### REQUIRED WORK
Wherever the word "title" shows up in the data, report the line it sits in.

### EXTRACTED MATERIAL
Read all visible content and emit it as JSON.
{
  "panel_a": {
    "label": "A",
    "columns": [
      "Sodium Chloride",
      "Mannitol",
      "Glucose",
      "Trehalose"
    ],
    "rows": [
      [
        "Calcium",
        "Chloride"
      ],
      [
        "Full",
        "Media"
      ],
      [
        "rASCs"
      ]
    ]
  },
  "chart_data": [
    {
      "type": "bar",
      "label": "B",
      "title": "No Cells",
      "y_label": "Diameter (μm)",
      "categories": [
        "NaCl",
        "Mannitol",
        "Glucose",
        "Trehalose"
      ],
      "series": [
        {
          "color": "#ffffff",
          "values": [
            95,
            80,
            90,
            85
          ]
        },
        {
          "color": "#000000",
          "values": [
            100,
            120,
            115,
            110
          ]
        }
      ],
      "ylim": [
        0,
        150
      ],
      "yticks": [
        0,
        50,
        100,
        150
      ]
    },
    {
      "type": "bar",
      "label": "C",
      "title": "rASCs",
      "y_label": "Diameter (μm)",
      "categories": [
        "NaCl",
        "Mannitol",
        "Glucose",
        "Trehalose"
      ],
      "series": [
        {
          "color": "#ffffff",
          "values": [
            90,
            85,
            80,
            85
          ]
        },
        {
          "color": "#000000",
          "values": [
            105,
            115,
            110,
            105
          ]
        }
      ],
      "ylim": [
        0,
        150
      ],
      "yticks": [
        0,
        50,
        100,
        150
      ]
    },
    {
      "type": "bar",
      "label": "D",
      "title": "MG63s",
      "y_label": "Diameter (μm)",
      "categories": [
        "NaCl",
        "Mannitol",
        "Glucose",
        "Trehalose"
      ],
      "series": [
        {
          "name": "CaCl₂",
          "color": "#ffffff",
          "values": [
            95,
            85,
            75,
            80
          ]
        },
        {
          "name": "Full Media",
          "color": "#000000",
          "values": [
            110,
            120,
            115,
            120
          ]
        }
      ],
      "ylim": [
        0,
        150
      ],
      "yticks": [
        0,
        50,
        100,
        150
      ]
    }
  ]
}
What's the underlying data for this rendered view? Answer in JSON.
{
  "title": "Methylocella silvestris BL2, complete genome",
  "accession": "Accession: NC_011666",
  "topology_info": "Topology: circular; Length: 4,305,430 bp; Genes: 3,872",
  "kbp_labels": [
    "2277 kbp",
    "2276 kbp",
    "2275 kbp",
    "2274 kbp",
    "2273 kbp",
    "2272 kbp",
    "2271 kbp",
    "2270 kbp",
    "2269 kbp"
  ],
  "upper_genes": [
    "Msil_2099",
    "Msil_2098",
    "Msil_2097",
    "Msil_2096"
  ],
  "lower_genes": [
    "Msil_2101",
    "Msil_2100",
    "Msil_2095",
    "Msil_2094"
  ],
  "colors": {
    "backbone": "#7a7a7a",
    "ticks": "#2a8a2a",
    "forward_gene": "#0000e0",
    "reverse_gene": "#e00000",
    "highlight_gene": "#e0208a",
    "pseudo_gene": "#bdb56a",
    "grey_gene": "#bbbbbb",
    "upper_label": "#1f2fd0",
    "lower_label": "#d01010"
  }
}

### RESPONSE
      "title": "No Cells",
      "title": "rASCs",
      "title": "MG63s",
  "title": "Methylocella silvestris BL2, complete genome",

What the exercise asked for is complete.